— START Records for processing —
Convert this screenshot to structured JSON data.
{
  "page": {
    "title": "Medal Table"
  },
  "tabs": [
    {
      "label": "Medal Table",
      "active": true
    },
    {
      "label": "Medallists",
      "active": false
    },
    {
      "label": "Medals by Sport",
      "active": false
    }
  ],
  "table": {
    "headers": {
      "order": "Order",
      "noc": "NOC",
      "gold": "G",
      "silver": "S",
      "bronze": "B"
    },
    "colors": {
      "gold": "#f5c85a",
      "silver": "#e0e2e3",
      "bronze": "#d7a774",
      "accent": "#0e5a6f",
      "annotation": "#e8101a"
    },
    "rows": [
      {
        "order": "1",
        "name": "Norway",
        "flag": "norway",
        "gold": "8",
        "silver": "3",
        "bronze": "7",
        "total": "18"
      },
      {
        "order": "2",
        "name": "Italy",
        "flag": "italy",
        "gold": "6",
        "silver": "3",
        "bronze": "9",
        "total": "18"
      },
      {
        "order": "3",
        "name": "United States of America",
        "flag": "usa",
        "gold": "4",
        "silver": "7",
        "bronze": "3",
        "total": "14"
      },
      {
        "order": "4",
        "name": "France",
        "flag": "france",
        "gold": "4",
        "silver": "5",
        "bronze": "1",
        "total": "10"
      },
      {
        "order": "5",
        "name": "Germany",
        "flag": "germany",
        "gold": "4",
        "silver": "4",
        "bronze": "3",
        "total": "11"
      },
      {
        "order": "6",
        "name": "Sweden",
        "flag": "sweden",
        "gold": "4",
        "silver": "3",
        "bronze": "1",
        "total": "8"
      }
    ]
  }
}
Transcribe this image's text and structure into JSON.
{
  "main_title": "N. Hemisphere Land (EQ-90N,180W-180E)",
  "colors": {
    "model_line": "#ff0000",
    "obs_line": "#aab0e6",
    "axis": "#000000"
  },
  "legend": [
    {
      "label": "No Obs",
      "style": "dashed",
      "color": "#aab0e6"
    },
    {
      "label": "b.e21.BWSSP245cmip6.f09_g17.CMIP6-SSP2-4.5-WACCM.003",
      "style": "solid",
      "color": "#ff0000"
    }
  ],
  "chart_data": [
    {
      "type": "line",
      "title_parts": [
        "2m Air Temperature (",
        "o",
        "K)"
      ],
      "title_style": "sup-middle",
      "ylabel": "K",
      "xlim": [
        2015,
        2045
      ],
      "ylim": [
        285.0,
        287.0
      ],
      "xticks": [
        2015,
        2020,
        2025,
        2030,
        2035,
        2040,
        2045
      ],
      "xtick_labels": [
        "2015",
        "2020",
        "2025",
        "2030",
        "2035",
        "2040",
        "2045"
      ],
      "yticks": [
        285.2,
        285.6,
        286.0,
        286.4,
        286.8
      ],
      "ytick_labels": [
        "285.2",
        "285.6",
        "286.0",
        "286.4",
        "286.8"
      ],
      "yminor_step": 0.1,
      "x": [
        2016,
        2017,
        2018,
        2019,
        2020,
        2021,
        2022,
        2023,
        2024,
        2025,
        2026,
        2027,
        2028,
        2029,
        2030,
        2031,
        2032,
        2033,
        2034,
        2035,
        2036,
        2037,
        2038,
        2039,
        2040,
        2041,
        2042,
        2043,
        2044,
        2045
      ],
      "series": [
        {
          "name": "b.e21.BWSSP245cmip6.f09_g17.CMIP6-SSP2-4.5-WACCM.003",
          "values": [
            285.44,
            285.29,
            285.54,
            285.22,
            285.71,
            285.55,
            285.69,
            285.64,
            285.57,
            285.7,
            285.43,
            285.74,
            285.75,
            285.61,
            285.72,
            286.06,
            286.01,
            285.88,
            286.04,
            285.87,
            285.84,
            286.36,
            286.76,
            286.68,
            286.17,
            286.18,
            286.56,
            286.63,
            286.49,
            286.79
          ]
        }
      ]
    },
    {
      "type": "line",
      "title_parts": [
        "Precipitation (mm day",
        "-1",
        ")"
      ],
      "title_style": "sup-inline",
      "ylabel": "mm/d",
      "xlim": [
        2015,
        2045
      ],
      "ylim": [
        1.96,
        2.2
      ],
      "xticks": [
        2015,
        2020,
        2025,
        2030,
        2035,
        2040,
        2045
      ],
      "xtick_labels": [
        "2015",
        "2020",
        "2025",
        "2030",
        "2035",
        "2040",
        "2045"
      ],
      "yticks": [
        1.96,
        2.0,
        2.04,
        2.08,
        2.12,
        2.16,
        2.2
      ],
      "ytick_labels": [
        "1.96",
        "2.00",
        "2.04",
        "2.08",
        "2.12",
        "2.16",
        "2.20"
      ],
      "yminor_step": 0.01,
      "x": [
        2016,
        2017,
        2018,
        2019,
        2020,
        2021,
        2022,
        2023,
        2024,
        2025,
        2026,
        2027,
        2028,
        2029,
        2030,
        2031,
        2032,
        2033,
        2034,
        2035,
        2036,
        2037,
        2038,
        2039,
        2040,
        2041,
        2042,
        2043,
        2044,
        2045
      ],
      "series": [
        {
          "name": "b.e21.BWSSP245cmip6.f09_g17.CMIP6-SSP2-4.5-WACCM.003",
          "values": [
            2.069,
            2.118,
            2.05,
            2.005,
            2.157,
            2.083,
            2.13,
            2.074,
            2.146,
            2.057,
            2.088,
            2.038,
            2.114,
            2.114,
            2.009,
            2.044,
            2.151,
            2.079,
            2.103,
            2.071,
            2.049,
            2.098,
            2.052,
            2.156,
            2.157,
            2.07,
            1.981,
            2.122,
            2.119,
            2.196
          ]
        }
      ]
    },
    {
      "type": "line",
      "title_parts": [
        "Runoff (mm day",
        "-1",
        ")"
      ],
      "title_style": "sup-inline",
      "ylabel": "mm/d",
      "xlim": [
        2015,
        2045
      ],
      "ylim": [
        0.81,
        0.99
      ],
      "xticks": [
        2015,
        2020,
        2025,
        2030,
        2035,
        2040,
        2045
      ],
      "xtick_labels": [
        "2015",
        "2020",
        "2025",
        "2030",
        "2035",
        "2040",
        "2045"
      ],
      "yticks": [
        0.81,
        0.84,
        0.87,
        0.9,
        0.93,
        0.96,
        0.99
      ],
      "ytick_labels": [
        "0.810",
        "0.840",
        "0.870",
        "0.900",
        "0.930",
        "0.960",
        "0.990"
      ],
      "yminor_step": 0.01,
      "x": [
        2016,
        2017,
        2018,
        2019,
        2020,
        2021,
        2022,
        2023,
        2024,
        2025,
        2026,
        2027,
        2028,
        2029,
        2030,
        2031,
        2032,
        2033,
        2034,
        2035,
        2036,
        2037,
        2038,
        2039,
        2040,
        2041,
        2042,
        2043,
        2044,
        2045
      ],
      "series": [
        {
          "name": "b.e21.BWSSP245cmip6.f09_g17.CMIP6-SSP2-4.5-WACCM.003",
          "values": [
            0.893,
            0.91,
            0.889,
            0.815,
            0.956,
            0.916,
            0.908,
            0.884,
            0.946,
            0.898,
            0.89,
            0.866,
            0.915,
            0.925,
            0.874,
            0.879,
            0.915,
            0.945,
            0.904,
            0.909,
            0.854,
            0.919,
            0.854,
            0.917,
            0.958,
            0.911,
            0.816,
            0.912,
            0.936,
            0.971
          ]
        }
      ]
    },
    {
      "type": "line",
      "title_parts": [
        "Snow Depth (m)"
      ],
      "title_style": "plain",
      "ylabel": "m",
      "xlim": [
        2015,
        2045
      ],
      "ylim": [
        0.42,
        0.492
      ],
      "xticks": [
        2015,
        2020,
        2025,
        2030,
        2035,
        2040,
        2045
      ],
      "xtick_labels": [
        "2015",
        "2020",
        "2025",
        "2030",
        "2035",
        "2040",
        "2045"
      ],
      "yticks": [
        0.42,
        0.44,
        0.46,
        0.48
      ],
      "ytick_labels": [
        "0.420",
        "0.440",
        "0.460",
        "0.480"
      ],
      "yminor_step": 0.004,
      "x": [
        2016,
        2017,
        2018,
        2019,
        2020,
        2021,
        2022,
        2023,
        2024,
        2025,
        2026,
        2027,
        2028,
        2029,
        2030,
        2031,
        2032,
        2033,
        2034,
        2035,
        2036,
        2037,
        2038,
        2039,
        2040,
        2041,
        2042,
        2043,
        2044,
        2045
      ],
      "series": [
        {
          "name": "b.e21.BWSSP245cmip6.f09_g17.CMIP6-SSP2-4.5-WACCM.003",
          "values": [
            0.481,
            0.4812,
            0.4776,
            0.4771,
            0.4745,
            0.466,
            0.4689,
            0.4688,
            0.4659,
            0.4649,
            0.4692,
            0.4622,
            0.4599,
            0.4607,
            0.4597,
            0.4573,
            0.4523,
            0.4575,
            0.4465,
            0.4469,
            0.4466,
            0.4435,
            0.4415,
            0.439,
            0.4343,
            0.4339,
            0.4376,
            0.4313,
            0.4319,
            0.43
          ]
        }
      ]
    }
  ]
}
— END Records for processing —
- [Exercise objective]: Tally the lines in the records above that contain the word "ylabel", and give only that number.

- [Task response]: 4